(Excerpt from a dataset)
☆ ☆ ☆ ☆

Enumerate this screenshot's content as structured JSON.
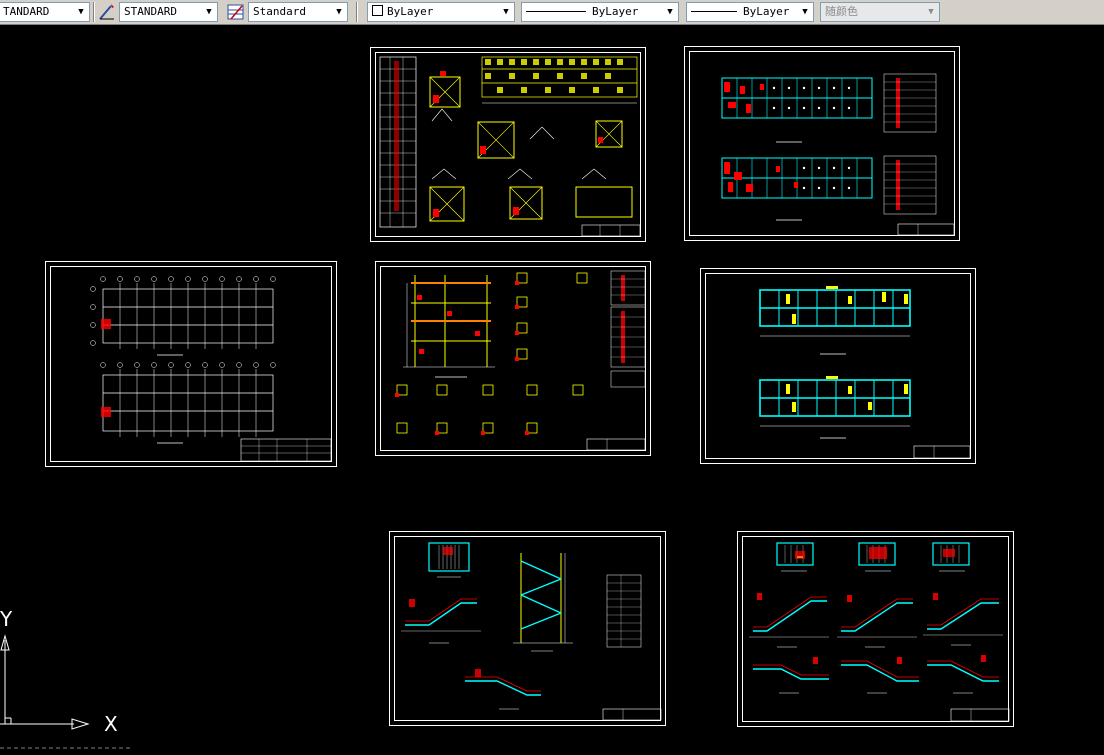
{
  "toolbar": {
    "text_style": "TANDARD",
    "dim_style": "STANDARD",
    "table_style": "Standard",
    "layer_color": "ByLayer",
    "linetype": "ByLayer",
    "lineweight": "ByLayer",
    "plot_style": "随颜色"
  },
  "canvas": {
    "background": "#000000",
    "ucs_x_label": "X",
    "ucs_y_label": "Y"
  },
  "colors": {
    "frame": "#ffffff",
    "yellow": "#ffff00",
    "cyan": "#00ffff",
    "red": "#ff0000",
    "magenta": "#ff00ff"
  },
  "sheets": [
    {
      "id": "foundation-details",
      "theme": "foundation"
    },
    {
      "id": "floor-plan-red-cyan",
      "theme": "plan-red"
    },
    {
      "id": "axis-grid-plan",
      "theme": "grid"
    },
    {
      "id": "frame-elevation-details",
      "theme": "frame"
    },
    {
      "id": "floor-plan-cyan-yellow",
      "theme": "plan-yellow"
    },
    {
      "id": "stair-details-a",
      "theme": "stair-a"
    },
    {
      "id": "stair-details-b",
      "theme": "stair-b"
    }
  ]
}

☆ ☆ ☆ ☆

- **YOUR GOAL**: How many lines in the records above contain the word "theme"? Reply with the number and nothing more.

- **OUTPUT OF THE EXERCISE**: 7